### REQUIREMENTS
Transcribe the data that follows precisely, omitting nothing.

*** EXERCISE MATERIAL

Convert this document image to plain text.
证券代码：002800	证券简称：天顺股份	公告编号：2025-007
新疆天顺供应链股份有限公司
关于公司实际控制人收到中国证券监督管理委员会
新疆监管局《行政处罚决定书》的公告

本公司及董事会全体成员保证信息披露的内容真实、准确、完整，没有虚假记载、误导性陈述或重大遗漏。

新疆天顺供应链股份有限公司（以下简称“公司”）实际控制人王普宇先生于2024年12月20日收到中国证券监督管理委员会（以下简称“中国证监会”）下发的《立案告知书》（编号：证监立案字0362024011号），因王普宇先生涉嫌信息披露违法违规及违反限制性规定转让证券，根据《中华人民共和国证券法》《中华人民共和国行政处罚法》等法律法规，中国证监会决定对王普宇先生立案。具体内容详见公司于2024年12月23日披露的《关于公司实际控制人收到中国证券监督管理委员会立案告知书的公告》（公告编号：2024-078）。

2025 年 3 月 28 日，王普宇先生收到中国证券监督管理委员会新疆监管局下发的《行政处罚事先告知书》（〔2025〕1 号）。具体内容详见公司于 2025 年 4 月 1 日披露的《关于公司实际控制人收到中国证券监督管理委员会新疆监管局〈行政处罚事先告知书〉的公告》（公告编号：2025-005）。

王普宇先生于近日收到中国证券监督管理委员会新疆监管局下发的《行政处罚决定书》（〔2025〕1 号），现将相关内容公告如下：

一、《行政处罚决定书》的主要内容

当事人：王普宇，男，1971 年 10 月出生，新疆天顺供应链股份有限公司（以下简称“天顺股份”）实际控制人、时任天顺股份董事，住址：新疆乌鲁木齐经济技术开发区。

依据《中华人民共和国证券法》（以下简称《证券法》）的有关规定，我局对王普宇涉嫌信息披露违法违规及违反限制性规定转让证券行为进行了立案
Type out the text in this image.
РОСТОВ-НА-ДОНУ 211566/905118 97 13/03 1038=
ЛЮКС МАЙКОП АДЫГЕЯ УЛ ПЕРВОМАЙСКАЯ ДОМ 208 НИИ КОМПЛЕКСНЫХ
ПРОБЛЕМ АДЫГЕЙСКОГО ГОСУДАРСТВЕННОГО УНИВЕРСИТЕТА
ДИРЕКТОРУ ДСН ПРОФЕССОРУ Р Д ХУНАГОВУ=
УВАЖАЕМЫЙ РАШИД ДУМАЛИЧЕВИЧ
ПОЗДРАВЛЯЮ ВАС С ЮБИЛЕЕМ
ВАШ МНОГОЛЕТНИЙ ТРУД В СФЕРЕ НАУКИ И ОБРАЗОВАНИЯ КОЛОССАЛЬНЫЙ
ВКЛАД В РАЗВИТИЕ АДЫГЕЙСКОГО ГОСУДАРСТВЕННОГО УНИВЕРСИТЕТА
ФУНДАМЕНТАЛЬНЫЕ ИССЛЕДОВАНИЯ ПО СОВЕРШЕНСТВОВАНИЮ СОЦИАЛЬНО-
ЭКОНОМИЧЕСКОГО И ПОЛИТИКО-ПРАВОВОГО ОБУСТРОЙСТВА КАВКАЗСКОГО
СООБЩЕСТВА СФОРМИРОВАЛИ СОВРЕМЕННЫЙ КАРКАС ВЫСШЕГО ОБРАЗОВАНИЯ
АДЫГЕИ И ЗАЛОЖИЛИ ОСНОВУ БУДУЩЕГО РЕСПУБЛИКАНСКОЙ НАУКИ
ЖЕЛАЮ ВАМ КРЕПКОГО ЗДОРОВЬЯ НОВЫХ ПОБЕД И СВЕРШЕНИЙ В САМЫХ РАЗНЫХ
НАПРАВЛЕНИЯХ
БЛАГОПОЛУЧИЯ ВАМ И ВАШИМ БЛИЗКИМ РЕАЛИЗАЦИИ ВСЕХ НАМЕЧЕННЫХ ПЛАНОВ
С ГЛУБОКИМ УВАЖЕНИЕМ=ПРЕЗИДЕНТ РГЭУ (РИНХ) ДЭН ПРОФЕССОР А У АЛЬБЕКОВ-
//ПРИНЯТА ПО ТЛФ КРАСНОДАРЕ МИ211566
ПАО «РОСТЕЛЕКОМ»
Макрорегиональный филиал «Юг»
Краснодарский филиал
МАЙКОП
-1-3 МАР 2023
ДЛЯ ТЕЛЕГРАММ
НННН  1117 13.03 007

******

### RESPONSE TO THE EXERCISE
Convert this document image to plain text.
证券代码：002800	证券简称：天顺股份	公告编号：2025-007
新疆天顺供应链股份有限公司
关于公司实际控制人收到中国证券监督管理委员会
新疆监管局《行政处罚决定书》的公告

本公司及董事会全体成员保证信息披露的内容真实、准确、完整，没有虚假记载、误导性陈述或重大遗漏。

新疆天顺供应链股份有限公司（以下简称“公司”）实际控制人王普宇先生于2024年12月20日收到中国证券监督管理委员会（以下简称“中国证监会”）下发的《立案告知书》（编号：证监立案字0362024011号），因王普宇先生涉嫌信息披露违法违规及违反限制性规定转让证券，根据《中华人民共和国证券法》《中华人民共和国行政处罚法》等法律法规，中国证监会决定对王普宇先生立案。具体内容详见公司于2024年12月23日披露的《关于公司实际控制人收到中国证券监督管理委员会立案告知书的公告》（公告编号：2024-078）。

2025 年 3 月 28 日，王普宇先生收到中国证券监督管理委员会新疆监管局下发的《行政处罚事先告知书》（〔2025〕1 号）。具体内容详见公司于 2025 年 4 月 1 日披露的《关于公司实际控制人收到中国证券监督管理委员会新疆监管局〈行政处罚事先告知书〉的公告》（公告编号：2025-005）。

王普宇先生于近日收到中国证券监督管理委员会新疆监管局下发的《行政处罚决定书》（〔2025〕1 号），现将相关内容公告如下：

一、《行政处罚决定书》的主要内容

当事人：王普宇，男，1971 年 10 月出生，新疆天顺供应链股份有限公司（以下简称“天顺股份”）实际控制人、时任天顺股份董事，住址：新疆乌鲁木齐经济技术开发区。

依据《中华人民共和国证券法》（以下简称《证券法》）的有关规定，我局对王普宇涉嫌信息披露违法违规及违反限制性规定转让证券行为进行了立案
Type out the text in this image.
РОСТОВ-НА-ДОНУ 211566/905118 97 13/03 1038=
ЛЮКС МАЙКОП АДЫГЕЯ УЛ ПЕРВОМАЙСКАЯ ДОМ 208 НИИ КОМПЛЕКСНЫХ
ПРОБЛЕМ АДЫГЕЙСКОГО ГОСУДАРСТВЕННОГО УНИВЕРСИТЕТА
ДИРЕКТОРУ ДСН ПРОФЕССОРУ Р Д ХУНАГОВУ=
УВАЖАЕМЫЙ РАШИД ДУМАЛИЧЕВИЧ
ПОЗДРАВЛЯЮ ВАС С ЮБИЛЕЕМ
ВАШ МНОГОЛЕТНИЙ ТРУД В СФЕРЕ НАУКИ И ОБРАЗОВАНИЯ КОЛОССАЛЬНЫЙ
ВКЛАД В РАЗВИТИЕ АДЫГЕЙСКОГО ГОСУДАРСТВЕННОГО УНИВЕРСИТЕТА
ФУНДАМЕНТАЛЬНЫЕ ИССЛЕДОВАНИЯ ПО СОВЕРШЕНСТВОВАНИЮ СОЦИАЛЬНО-
ЭКОНОМИЧЕСКОГО И ПОЛИТИКО-ПРАВОВОГО ОБУСТРОЙСТВА КАВКАЗСКОГО
СООБЩЕСТВА СФОРМИРОВАЛИ СОВРЕМЕННЫЙ КАРКАС ВЫСШЕГО ОБРАЗОВАНИЯ
АДЫГЕИ И ЗАЛОЖИЛИ ОСНОВУ БУДУЩЕГО РЕСПУБЛИКАНСКОЙ НАУКИ
ЖЕЛАЮ ВАМ КРЕПКОГО ЗДОРОВЬЯ НОВЫХ ПОБЕД И СВЕРШЕНИЙ В САМЫХ РАЗНЫХ
НАПРАВЛЕНИЯХ
БЛАГОПОЛУЧИЯ ВАМ И ВАШИМ БЛИЗКИМ РЕАЛИЗАЦИИ ВСЕХ НАМЕЧЕННЫХ ПЛАНОВ
С ГЛУБОКИМ УВАЖЕНИЕМ=ПРЕЗИДЕНТ РГЭУ (РИНХ) ДЭН ПРОФЕССОР А У АЛЬБЕКОВ-
//ПРИНЯТА ПО ТЛФ КРАСНОДАРЕ МИ211566
ПАО «РОСТЕЛЕКОМ»
Макрорегиональный филиал «Юг»
Краснодарский филиал
МАЙКОП
-1-3 МАР 2023
ДЛЯ ТЕЛЕГРАММ
НННН  1117 13.03 007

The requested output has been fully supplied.